Written problem: Give an exact transcription of every line, dropping the images.

Source data:
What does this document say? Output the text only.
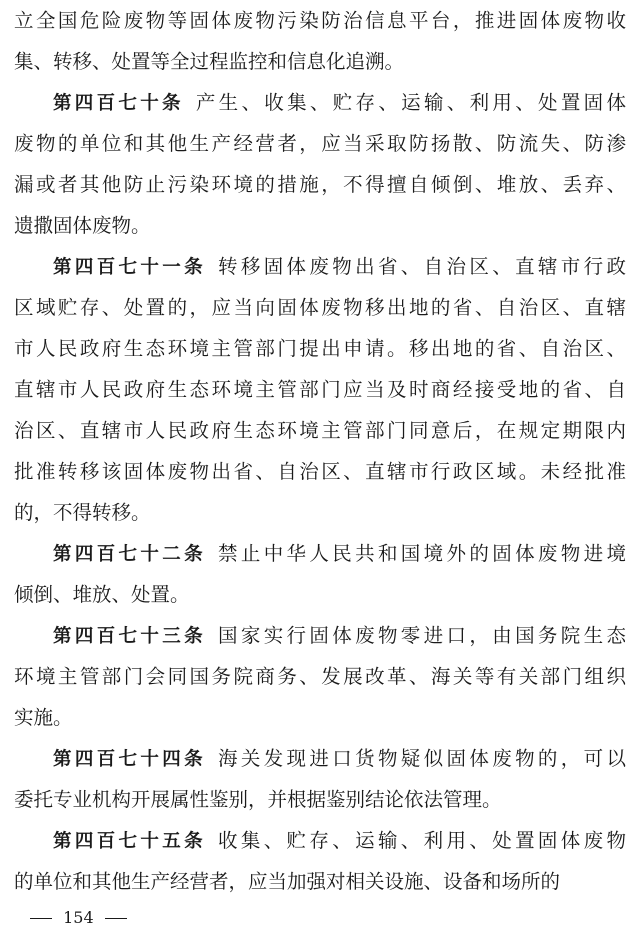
立全国危险废物等固体废物污染防治信息平台，推进固体废物收
集、转移、处置等全过程监控和信息化追溯。
第四百七十条 产生、收集、贮存、运输、利用、处置固体
废物的单位和其他生产经营者，应当采取防扬散、防流失、防渗
漏或者其他防止污染环境的措施，不得擅自倾倒、堆放、丢弃、
遗撒固体废物。
第四百七十一条 转移固体废物出省、自治区、直辖市行政
区域贮存、处置的，应当向固体废物移出地的省、自治区、直辖
市人民政府生态环境主管部门提出申请。移出地的省、自治区、
直辖市人民政府生态环境主管部门应当及时商经接受地的省、自
治区、直辖市人民政府生态环境主管部门同意后，在规定期限内
批准转移该固体废物出省、自治区、直辖市行政区域。未经批准
的，不得转移。
第四百七十二条 禁止中华人民共和国境外的固体废物进境
倾倒、堆放、处置。
第四百七十三条 国家实行固体废物零进口，由国务院生态
环境主管部门会同国务院商务、发展改革、海关等有关部门组织
实施。
第四百七十四条 海关发现进口货物疑似固体废物的，可以
委托专业机构开展属性鉴别，并根据鉴别结论依法管理。
第四百七十五条 收集、贮存、运输、利用、处置固体废物
的单位和其他生产经营者，应当加强对相关设施、设备和场所的
154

Solution for this problem:
What does this document say? Output the text only.
立全国危险废物等固体废物污染防治信息平台，推进固体废物收
集、转移、处置等全过程监控和信息化追溯。
第四百七十条 产生、收集、贮存、运输、利用、处置固体
废物的单位和其他生产经营者，应当采取防扬散、防流失、防渗
漏或者其他防止污染环境的措施，不得擅自倾倒、堆放、丢弃、
遗撒固体废物。
第四百七十一条 转移固体废物出省、自治区、直辖市行政
区域贮存、处置的，应当向固体废物移出地的省、自治区、直辖
市人民政府生态环境主管部门提出申请。移出地的省、自治区、
直辖市人民政府生态环境主管部门应当及时商经接受地的省、自
治区、直辖市人民政府生态环境主管部门同意后，在规定期限内
批准转移该固体废物出省、自治区、直辖市行政区域。未经批准
的，不得转移。
第四百七十二条 禁止中华人民共和国境外的固体废物进境
倾倒、堆放、处置。
第四百七十三条 国家实行固体废物零进口，由国务院生态
环境主管部门会同国务院商务、发展改革、海关等有关部门组织
实施。
第四百七十四条 海关发现进口货物疑似固体废物的，可以
委托专业机构开展属性鉴别，并根据鉴别结论依法管理。
第四百七十五条 收集、贮存、运输、利用、处置固体废物
的单位和其他生产经营者，应当加强对相关设施、设备和场所的
154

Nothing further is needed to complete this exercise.